_Given request_
Determine how many lines contain the string "label". Reply with that figure and nothing else.

— START OF Rows —

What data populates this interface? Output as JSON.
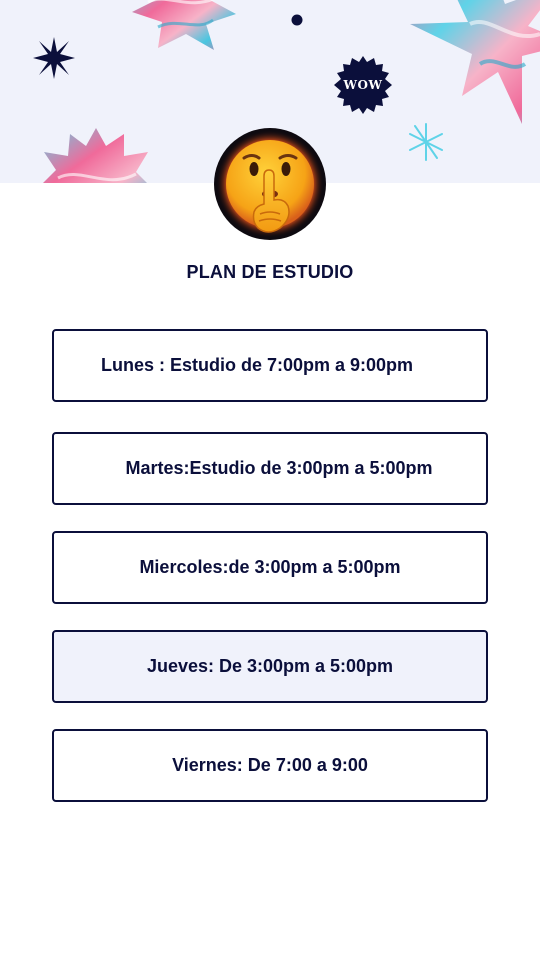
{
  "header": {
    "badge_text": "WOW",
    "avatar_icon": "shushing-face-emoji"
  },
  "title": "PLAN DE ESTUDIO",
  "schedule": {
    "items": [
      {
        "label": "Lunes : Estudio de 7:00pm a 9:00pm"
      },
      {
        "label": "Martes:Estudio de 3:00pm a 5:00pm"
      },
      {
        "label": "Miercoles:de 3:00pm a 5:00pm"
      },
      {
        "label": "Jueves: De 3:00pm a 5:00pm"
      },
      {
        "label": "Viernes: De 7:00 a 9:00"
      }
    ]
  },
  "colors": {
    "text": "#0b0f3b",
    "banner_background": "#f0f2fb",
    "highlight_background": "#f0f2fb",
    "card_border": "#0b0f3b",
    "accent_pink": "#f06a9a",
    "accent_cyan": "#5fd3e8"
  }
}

— END OF Rows —

_The reply_
5